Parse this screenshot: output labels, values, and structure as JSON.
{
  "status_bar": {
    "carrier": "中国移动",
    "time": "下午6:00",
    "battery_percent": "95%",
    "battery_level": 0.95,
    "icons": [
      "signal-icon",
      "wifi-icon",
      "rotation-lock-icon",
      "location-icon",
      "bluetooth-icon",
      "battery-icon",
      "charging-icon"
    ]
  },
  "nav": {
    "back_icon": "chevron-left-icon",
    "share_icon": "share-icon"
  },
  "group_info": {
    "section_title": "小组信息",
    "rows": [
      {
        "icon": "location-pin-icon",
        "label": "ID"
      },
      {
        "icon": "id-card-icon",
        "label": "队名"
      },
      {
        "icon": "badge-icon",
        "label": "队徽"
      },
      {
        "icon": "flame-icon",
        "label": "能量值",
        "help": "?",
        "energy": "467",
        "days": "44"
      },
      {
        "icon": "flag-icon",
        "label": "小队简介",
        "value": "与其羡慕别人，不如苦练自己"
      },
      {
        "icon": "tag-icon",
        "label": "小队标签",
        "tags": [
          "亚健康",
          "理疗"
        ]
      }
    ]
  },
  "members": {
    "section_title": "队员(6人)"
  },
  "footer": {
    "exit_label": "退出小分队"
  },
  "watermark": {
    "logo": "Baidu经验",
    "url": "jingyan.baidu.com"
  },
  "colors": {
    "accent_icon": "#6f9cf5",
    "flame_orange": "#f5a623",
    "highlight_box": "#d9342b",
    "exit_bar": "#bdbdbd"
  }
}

──────

**TASK GOAL**
Transcribe the data. Leave every line exactly as it is.

**TASK RESPONSE**
Parse this screenshot: output labels, values, and structure as JSON.
{
  "status_bar": {
    "carrier": "中国移动",
    "time": "下午6:00",
    "battery_percent": "95%",
    "battery_level": 0.95,
    "icons": [
      "signal-icon",
      "wifi-icon",
      "rotation-lock-icon",
      "location-icon",
      "bluetooth-icon",
      "battery-icon",
      "charging-icon"
    ]
  },
  "nav": {
    "back_icon": "chevron-left-icon",
    "share_icon": "share-icon"
  },
  "group_info": {
    "section_title": "小组信息",
    "rows": [
      {
        "icon": "location-pin-icon",
        "label": "ID"
      },
      {
        "icon": "id-card-icon",
        "label": "队名"
      },
      {
        "icon": "badge-icon",
        "label": "队徽"
      },
      {
        "icon": "flame-icon",
        "label": "能量值",
        "help": "?",
        "energy": "467",
        "days": "44"
      },
      {
        "icon": "flag-icon",
        "label": "小队简介",
        "value": "与其羡慕别人，不如苦练自己"
      },
      {
        "icon": "tag-icon",
        "label": "小队标签",
        "tags": [
          "亚健康",
          "理疗"
        ]
      }
    ]
  },
  "members": {
    "section_title": "队员(6人)"
  },
  "footer": {
    "exit_label": "退出小分队"
  },
  "watermark": {
    "logo": "Baidu经验",
    "url": "jingyan.baidu.com"
  },
  "colors": {
    "accent_icon": "#6f9cf5",
    "flame_orange": "#f5a623",
    "highlight_box": "#d9342b",
    "exit_bar": "#bdbdbd"
  }
}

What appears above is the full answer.